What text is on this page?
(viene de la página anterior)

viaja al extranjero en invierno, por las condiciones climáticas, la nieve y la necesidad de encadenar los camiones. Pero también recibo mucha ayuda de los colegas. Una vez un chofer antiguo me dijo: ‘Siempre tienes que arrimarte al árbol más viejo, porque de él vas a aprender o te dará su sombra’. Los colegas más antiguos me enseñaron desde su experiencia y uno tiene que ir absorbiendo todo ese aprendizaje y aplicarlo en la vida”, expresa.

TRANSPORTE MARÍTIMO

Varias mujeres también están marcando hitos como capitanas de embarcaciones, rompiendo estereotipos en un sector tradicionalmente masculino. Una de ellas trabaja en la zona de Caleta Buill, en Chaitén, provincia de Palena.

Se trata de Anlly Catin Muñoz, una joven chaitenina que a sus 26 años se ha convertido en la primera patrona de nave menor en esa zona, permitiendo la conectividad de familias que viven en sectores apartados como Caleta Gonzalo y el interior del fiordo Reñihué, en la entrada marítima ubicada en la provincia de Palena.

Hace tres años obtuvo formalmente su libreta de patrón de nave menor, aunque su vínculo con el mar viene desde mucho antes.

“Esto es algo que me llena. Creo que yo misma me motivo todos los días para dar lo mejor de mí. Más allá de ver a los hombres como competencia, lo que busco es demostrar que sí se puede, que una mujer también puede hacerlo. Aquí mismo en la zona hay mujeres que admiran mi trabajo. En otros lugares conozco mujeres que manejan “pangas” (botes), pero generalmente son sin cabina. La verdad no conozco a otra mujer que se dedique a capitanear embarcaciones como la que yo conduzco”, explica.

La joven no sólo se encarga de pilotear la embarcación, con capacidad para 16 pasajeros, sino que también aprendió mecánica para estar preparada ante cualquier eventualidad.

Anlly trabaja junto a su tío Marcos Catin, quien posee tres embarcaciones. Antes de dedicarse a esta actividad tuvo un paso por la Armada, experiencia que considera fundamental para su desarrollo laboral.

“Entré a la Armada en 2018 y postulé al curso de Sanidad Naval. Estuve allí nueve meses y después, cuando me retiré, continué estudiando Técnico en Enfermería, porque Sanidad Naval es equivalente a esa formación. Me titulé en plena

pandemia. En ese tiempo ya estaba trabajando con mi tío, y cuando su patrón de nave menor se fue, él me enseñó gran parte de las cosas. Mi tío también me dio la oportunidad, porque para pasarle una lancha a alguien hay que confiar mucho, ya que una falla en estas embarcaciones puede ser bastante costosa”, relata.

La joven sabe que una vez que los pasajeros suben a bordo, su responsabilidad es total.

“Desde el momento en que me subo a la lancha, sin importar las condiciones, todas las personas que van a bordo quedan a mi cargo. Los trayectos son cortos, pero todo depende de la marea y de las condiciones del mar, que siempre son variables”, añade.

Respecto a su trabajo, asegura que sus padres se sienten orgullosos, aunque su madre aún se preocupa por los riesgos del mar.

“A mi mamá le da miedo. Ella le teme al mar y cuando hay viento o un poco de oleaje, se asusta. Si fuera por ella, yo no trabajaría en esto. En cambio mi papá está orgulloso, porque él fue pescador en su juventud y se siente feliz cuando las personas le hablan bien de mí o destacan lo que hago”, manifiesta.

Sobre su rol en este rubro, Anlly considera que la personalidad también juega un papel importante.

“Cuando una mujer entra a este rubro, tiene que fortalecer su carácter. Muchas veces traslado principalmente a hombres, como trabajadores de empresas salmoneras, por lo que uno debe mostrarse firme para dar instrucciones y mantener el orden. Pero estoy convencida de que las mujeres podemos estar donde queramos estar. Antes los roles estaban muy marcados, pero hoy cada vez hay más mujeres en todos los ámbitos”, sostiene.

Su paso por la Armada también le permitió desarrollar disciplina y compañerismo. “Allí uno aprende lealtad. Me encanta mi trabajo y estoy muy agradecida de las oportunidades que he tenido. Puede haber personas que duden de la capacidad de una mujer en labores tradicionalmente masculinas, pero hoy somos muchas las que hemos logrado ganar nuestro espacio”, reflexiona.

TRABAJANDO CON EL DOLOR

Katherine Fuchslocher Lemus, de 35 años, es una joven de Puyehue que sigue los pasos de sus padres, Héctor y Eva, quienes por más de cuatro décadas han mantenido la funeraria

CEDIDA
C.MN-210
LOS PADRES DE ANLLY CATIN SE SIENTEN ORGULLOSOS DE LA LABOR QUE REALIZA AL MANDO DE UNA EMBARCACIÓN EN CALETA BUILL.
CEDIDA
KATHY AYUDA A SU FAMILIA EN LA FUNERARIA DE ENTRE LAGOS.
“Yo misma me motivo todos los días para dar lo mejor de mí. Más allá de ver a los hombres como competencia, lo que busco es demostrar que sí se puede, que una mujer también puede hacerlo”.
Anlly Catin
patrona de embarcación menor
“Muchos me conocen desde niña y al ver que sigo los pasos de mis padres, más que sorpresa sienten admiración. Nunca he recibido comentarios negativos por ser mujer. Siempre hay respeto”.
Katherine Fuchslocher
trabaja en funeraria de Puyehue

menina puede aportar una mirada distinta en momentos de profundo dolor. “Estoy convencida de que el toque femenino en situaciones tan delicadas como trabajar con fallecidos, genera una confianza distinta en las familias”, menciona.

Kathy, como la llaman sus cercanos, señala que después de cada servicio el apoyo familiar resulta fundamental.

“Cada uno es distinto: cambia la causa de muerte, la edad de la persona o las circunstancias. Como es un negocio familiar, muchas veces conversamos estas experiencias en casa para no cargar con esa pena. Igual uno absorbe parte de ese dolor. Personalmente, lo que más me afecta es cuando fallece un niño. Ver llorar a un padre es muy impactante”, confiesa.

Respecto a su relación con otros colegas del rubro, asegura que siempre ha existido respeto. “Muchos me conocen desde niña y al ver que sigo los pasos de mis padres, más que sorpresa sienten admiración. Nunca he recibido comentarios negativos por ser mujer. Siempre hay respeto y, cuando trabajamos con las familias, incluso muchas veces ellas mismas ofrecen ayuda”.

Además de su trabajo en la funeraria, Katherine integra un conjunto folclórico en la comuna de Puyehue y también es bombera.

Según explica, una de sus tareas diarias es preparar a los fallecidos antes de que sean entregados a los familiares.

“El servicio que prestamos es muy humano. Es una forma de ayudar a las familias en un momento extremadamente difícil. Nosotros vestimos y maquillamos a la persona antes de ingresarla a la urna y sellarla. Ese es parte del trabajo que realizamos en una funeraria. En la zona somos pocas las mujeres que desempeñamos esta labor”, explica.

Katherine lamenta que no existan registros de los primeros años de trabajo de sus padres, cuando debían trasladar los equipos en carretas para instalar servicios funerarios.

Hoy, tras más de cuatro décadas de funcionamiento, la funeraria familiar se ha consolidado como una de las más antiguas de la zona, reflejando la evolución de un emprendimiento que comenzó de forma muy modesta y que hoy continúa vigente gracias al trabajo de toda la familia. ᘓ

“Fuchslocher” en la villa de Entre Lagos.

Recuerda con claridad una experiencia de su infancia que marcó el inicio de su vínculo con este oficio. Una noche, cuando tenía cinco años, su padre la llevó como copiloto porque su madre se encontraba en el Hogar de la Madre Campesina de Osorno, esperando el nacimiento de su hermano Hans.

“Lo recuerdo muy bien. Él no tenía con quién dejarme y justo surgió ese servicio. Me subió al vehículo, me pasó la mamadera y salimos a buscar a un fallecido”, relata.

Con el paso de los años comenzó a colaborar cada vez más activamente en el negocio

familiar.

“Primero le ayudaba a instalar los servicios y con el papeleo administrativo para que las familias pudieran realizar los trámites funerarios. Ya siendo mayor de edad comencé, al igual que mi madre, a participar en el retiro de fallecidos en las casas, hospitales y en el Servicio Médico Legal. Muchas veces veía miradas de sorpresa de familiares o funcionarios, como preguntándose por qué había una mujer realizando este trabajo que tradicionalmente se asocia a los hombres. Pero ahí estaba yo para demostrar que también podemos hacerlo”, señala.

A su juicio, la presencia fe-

★ ★ ★ ★

## INSTRUCTIONS FOR THE TASK
Search the records for the string "condiciones" and return every line in which it occurs.

## RESPONSE TO THE EXERCISE
viaja al extranjero en invierno, por las condiciones climáticas, la nieve y la necesidad de encadenar los camiones. Pero también recibo mucha ayuda de los colegas. Una vez un chofer antiguo me dijo: ‘Siempre tienes que arrimarte al árbol más viejo, porque de él vas a aprender o te dará su sombra’. Los colegas más antiguos me enseñaron desde su experiencia y uno tiene que ir absorbiendo todo ese aprendizaje y aplicarlo en la vida”, expresa.
“Desde el momento en que me subo a la lancha, sin importar las condiciones, todas las personas que van a bordo quedan a mi cargo. Los trayectos son cortos, pero todo depende de la marea y de las condiciones del mar, que siempre son variables”, añade.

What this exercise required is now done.